(Excerpt from a dataset)
- - - -

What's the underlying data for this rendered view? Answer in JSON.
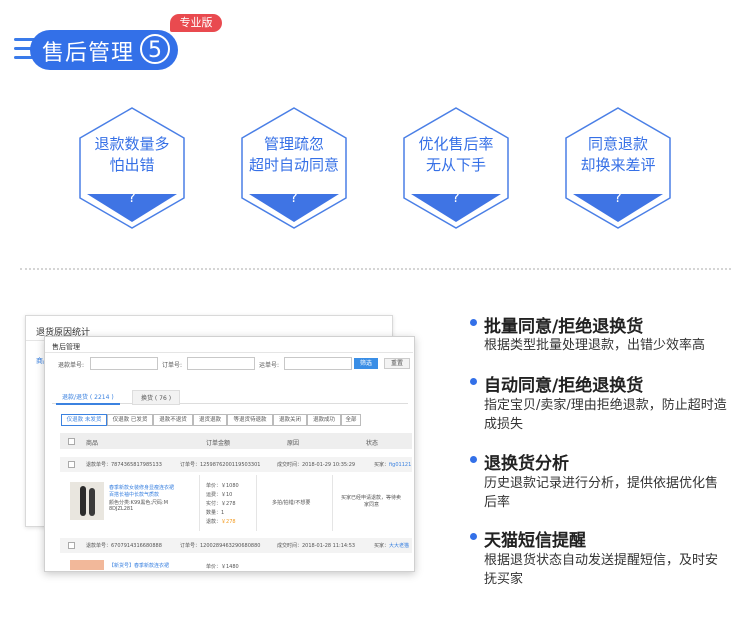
{
  "header": {
    "title": "售后管理",
    "number": "5",
    "badge": "专业版"
  },
  "hexagons": [
    {
      "line1": "退款数量多",
      "line2": "怕出错",
      "mark": "?"
    },
    {
      "line1": "管理疏忽",
      "line2": "超时自动同意",
      "mark": "?"
    },
    {
      "line1": "优化售后率",
      "line2": "无从下手",
      "mark": "?"
    },
    {
      "line1": "同意退款",
      "line2": "却换来差评",
      "mark": "?"
    }
  ],
  "colors": {
    "accent": "#3370e8",
    "badge": "#e94a4f",
    "link": "#3b82e0",
    "price": "#f39a1e"
  },
  "screenshot": {
    "back_title": "退货原因统计",
    "back_left_label": "商品",
    "front_title": "售后管理",
    "search": {
      "refund_no": "退款单号:",
      "order_no": "订单号:",
      "waybill_no": "运单号:",
      "filter_btn": "筛选",
      "reset_btn": "重置"
    },
    "tabs": [
      "退款/退货 ( 2214 )",
      "换货 ( 76 )"
    ],
    "chips": [
      "仅退款 未发货",
      "仅退款 已发货",
      "退款不退货",
      "退货退款",
      "等退货待退款",
      "退款关闭",
      "退款成功",
      "全部"
    ],
    "columns": [
      "商品",
      "订单金额",
      "原因",
      "状态"
    ],
    "row1": {
      "refund_label": "退款单号：7874365817985133",
      "order_label": "订单号：1259876200119503301",
      "time_label": "成交时间：2018-01-29 10:35:29",
      "buyer_label": "买家：",
      "buyer_name": "fig01121",
      "item_title": "春季新款女装修身显瘦连衣裙",
      "item_title2": "百搭长袖中长款气质款",
      "item_spec": "颜色分类:K99黑色;尺码:M",
      "item_code": "8DJZL281",
      "price_unit": "单价：￥1080",
      "price_ship": "运费：￥10",
      "price_paid": "实付：￥278",
      "qty": "数量：1",
      "refund_amt_label": "退款：",
      "refund_amt": "￥278",
      "reason": "多拍/拍错/不想要",
      "status1": "买家已经申请退款，等待卖",
      "status2": "家同意"
    },
    "row2": {
      "refund_label": "退款单号：6707914316680888",
      "order_label": "订单号：1200289463290680880",
      "time_label": "成交时间：2018-01-28 11:14:53",
      "buyer_label": "买家：",
      "buyer_name": "大大老猫",
      "item_title": "【新货号】春季新款连衣裙",
      "price_unit": "单价：￥1480"
    }
  },
  "features": [
    {
      "title": "批量同意/拒绝退换货",
      "desc": "根据类型批量处理退款，出错少效率高"
    },
    {
      "title": "自动同意/拒绝退换货",
      "desc": "指定宝贝/卖家/理由拒绝退款，防止超时造成损失"
    },
    {
      "title": "退换货分析",
      "desc": "历史退款记录进行分析，提供依据优化售后率"
    },
    {
      "title": "天猫短信提醒",
      "desc": "根据退货状态自动发送提醒短信，及时安抚买家"
    }
  ]
}
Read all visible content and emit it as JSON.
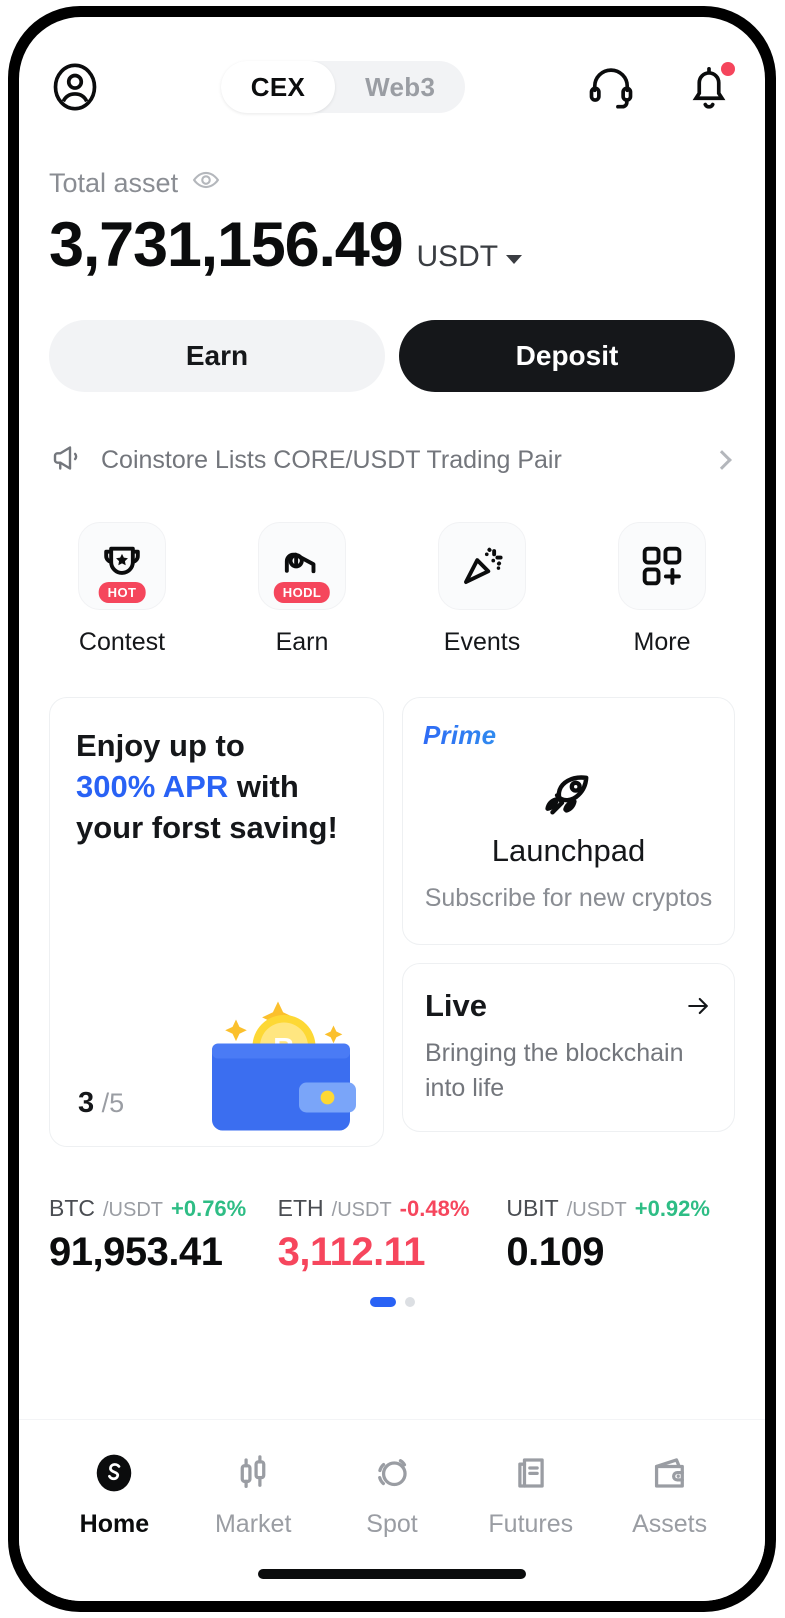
{
  "header": {
    "profile_icon": "user-circle-icon",
    "tabs": [
      {
        "label": "CEX",
        "active": true
      },
      {
        "label": "Web3",
        "active": false
      }
    ],
    "support_icon": "headset-icon",
    "notification_icon": "bell-icon",
    "has_notification": true
  },
  "balance": {
    "label": "Total asset",
    "visibility_icon": "eye-icon",
    "amount": "3,731,156.49",
    "currency": "USDT"
  },
  "actions": {
    "earn_label": "Earn",
    "deposit_label": "Deposit"
  },
  "announcement": {
    "icon": "megaphone-icon",
    "text": "Coinstore Lists CORE/USDT Trading Pair",
    "chevron": "chevron-right-icon"
  },
  "quick_actions": [
    {
      "label": "Contest",
      "icon": "trophy-icon",
      "badge": "HOT"
    },
    {
      "label": "Earn",
      "icon": "piggy-hand-icon",
      "badge": "HODL"
    },
    {
      "label": "Events",
      "icon": "confetti-icon",
      "badge": ""
    },
    {
      "label": "More",
      "icon": "grid-plus-icon",
      "badge": ""
    }
  ],
  "promo": {
    "saving_card": {
      "line1": "Enjoy up to",
      "accent": "300% APR",
      "line2_tail": " with",
      "line3": "your forst saving!",
      "page_current": "3",
      "page_total": "/5",
      "art": "wallet-bitcoin-icon"
    },
    "prime_card": {
      "tag": "Prime",
      "icon": "rocket-icon",
      "title": "Launchpad",
      "subtitle": "Subscribe for new cryptos"
    },
    "live_card": {
      "title": "Live",
      "arrow": "arrow-right-icon",
      "subtitle": "Bringing the blockchain into life"
    }
  },
  "tickers": [
    {
      "pair": "BTC",
      "quote": "/USDT",
      "change": "+0.76%",
      "direction": "up",
      "price": "91,953.41"
    },
    {
      "pair": "ETH",
      "quote": "/USDT",
      "change": "-0.48%",
      "direction": "down",
      "price": "3,112.11"
    },
    {
      "pair": "UBIT",
      "quote": "/USDT",
      "change": "+0.92%",
      "direction": "up",
      "price": "0.109"
    }
  ],
  "carousel": {
    "total": 2,
    "active_index": 0
  },
  "bottom_nav": [
    {
      "label": "Home",
      "icon": "home-logo-icon",
      "active": true
    },
    {
      "label": "Market",
      "icon": "candlestick-icon",
      "active": false
    },
    {
      "label": "Spot",
      "icon": "spot-trade-icon",
      "active": false
    },
    {
      "label": "Futures",
      "icon": "futures-doc-icon",
      "active": false
    },
    {
      "label": "Assets",
      "icon": "wallet-icon",
      "active": false
    }
  ],
  "colors": {
    "accent_blue": "#2962f5",
    "up_green": "#2ebd85",
    "down_red": "#f6465d",
    "badge_red": "#f5465c",
    "dark": "#15171a"
  }
}
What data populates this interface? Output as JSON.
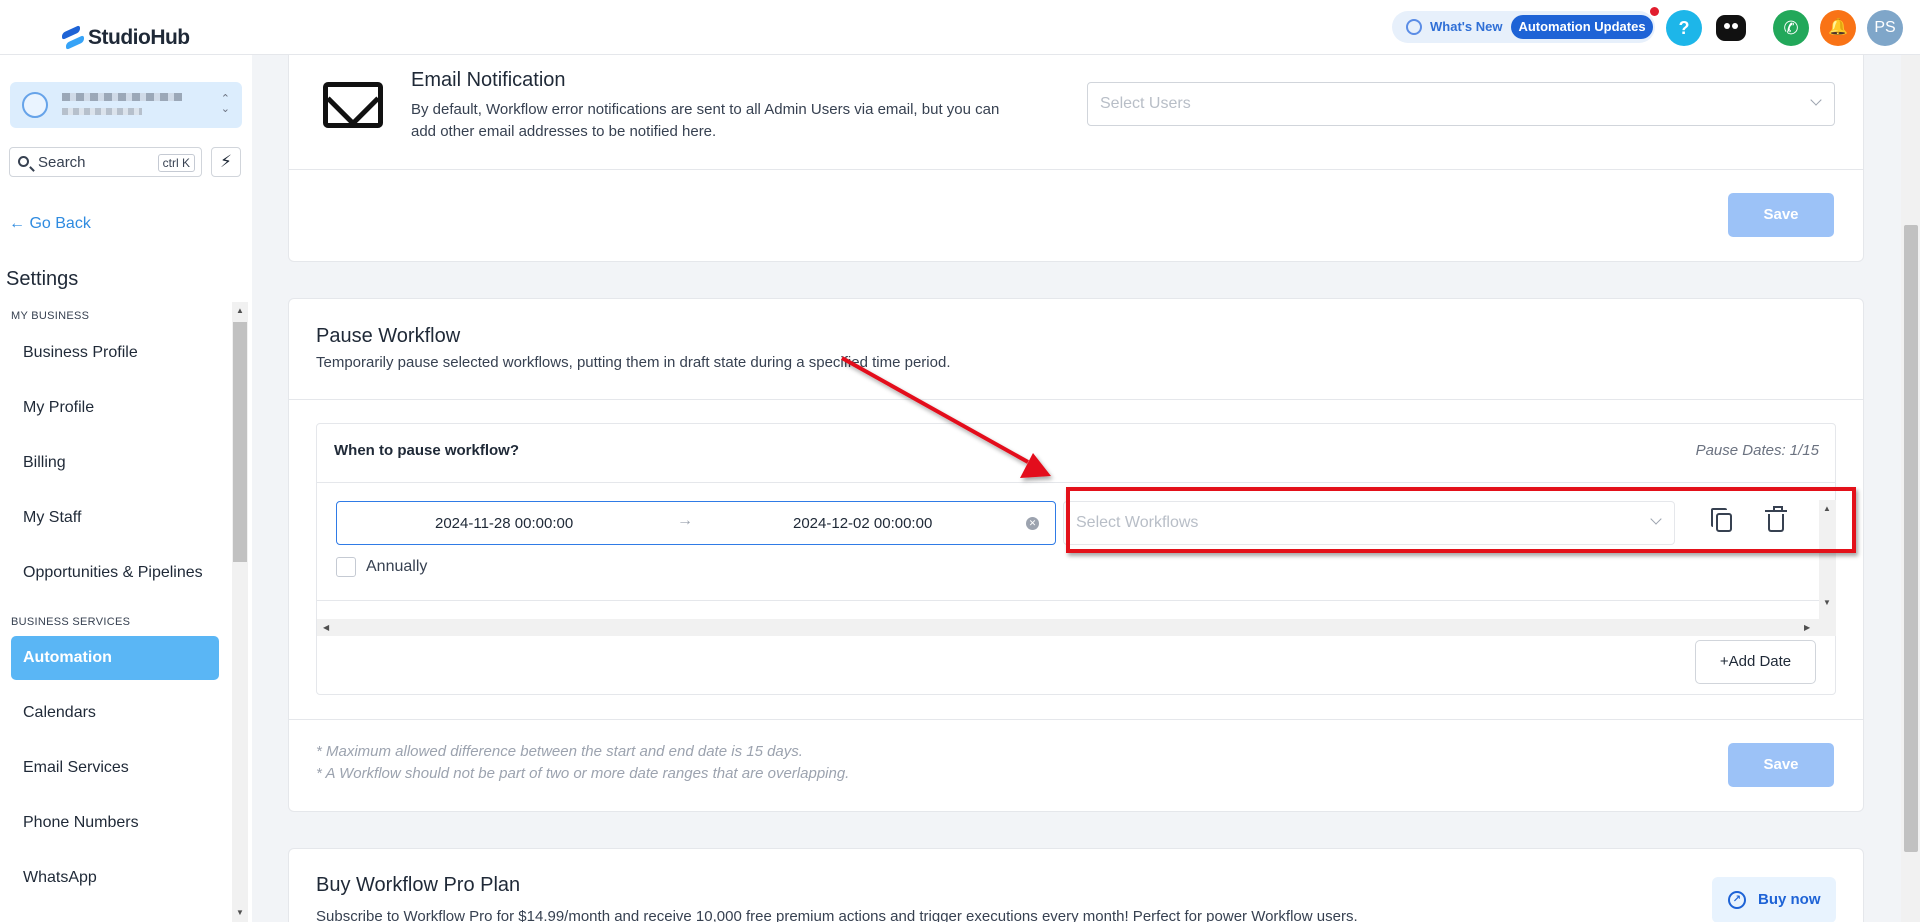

- - - -

Problem details — Pictures excluded, quote all the data above exactly.

Complete response —
What's the underlying data for this rendered view? Answer in JSON.
{
  "header": {
    "title": "售后管理",
    "number": "5",
    "badge": "专业版"
  },
  "hexagons": [
    {
      "line1": "退款数量多",
      "line2": "怕出错",
      "mark": "?"
    },
    {
      "line1": "管理疏忽",
      "line2": "超时自动同意",
      "mark": "?"
    },
    {
      "line1": "优化售后率",
      "line2": "无从下手",
      "mark": "?"
    },
    {
      "line1": "同意退款",
      "line2": "却换来差评",
      "mark": "?"
    }
  ],
  "colors": {
    "accent": "#3370e8",
    "badge": "#e94a4f",
    "link": "#3b82e0",
    "price": "#f39a1e"
  },
  "screenshot": {
    "back_title": "退货原因统计",
    "back_left_label": "商品",
    "front_title": "售后管理",
    "search": {
      "refund_no": "退款单号:",
      "order_no": "订单号:",
      "waybill_no": "运单号:",
      "filter_btn": "筛选",
      "reset_btn": "重置"
    },
    "tabs": [
      "退款/退货 ( 2214 )",
      "换货 ( 76 )"
    ],
    "chips": [
      "仅退款 未发货",
      "仅退款 已发货",
      "退款不退货",
      "退货退款",
      "等退货待退款",
      "退款关闭",
      "退款成功",
      "全部"
    ],
    "columns": [
      "商品",
      "订单金额",
      "原因",
      "状态"
    ],
    "row1": {
      "refund_label": "退款单号：7874365817985133",
      "order_label": "订单号：1259876200119503301",
      "time_label": "成交时间：2018-01-29 10:35:29",
      "buyer_label": "买家：",
      "buyer_name": "fig01121",
      "item_title": "春季新款女装修身显瘦连衣裙",
      "item_title2": "百搭长袖中长款气质款",
      "item_spec": "颜色分类:K99黑色;尺码:M",
      "item_code": "8DJZL281",
      "price_unit": "单价：￥1080",
      "price_ship": "运费：￥10",
      "price_paid": "实付：￥278",
      "qty": "数量：1",
      "refund_amt_label": "退款：",
      "refund_amt": "￥278",
      "reason": "多拍/拍错/不想要",
      "status1": "买家已经申请退款，等待卖",
      "status2": "家同意"
    },
    "row2": {
      "refund_label": "退款单号：6707914316680888",
      "order_label": "订单号：1200289463290680880",
      "time_label": "成交时间：2018-01-28 11:14:53",
      "buyer_label": "买家：",
      "buyer_name": "大大老猫",
      "item_title": "【新货号】春季新款连衣裙",
      "price_unit": "单价：￥1480"
    }
  },
  "features": [
    {
      "title": "批量同意/拒绝退换货",
      "desc": "根据类型批量处理退款，出错少效率高"
    },
    {
      "title": "自动同意/拒绝退换货",
      "desc": "指定宝贝/卖家/理由拒绝退款，防止超时造成损失"
    },
    {
      "title": "退换货分析",
      "desc": "历史退款记录进行分析，提供依据优化售后率"
    },
    {
      "title": "天猫短信提醒",
      "desc": "根据退货状态自动发送提醒短信，及时安抚买家"
    }
  ]
}
Read all visible content and emit it as JSON.
{
  "header": {
    "profile_icon": "user-circle-icon",
    "tabs": [
      {
        "label": "CEX",
        "active": true
      },
      {
        "label": "Web3",
        "active": false
      }
    ],
    "support_icon": "headset-icon",
    "notification_icon": "bell-icon",
    "has_notification": true
  },
  "balance": {
    "label": "Total asset",
    "visibility_icon": "eye-icon",
    "amount": "3,731,156.49",
    "currency": "USDT"
  },
  "actions": {
    "earn_label": "Earn",
    "deposit_label": "Deposit"
  },
  "announcement": {
    "icon": "megaphone-icon",
    "text": "Coinstore Lists CORE/USDT Trading Pair",
    "chevron": "chevron-right-icon"
  },
  "quick_actions": [
    {
      "label": "Contest",
      "icon": "trophy-icon",
      "badge": "HOT"
    },
    {
      "label": "Earn",
      "icon": "piggy-hand-icon",
      "badge": "HODL"
    },
    {
      "label": "Events",
      "icon": "confetti-icon",
      "badge": ""
    },
    {
      "label": "More",
      "icon": "grid-plus-icon",
      "badge": ""
    }
  ],
  "promo": {
    "saving_card": {
      "line1": "Enjoy up to",
      "accent": "300% APR",
      "line2_tail": " with",
      "line3": "your forst saving!",
      "page_current": "3",
      "page_total": "/5",
      "art": "wallet-bitcoin-icon"
    },
    "prime_card": {
      "tag": "Prime",
      "icon": "rocket-icon",
      "title": "Launchpad",
      "subtitle": "Subscribe for new cryptos"
    },
    "live_card": {
      "title": "Live",
      "arrow": "arrow-right-icon",
      "subtitle": "Bringing the blockchain into life"
    }
  },
  "tickers": [
    {
      "pair": "BTC",
      "quote": "/USDT",
      "change": "+0.76%",
      "direction": "up",
      "price": "91,953.41"
    },
    {
      "pair": "ETH",
      "quote": "/USDT",
      "change": "-0.48%",
      "direction": "down",
      "price": "3,112.11"
    },
    {
      "pair": "UBIT",
      "quote": "/USDT",
      "change": "+0.92%",
      "direction": "up",
      "price": "0.109"
    }
  ],
  "carousel": {
    "total": 2,
    "active_index": 0
  },
  "bottom_nav": [
    {
      "label": "Home",
      "icon": "home-logo-icon",
      "active": true
    },
    {
      "label": "Market",
      "icon": "candlestick-icon",
      "active": false
    },
    {
      "label": "Spot",
      "icon": "spot-trade-icon",
      "active": false
    },
    {
      "label": "Futures",
      "icon": "futures-doc-icon",
      "active": false
    },
    {
      "label": "Assets",
      "icon": "wallet-icon",
      "active": false
    }
  ],
  "colors": {
    "accent_blue": "#2962f5",
    "up_green": "#2ebd85",
    "down_red": "#f6465d",
    "badge_red": "#f5465c",
    "dark": "#15171a"
  }
}
What data populates this interface? Output as JSON.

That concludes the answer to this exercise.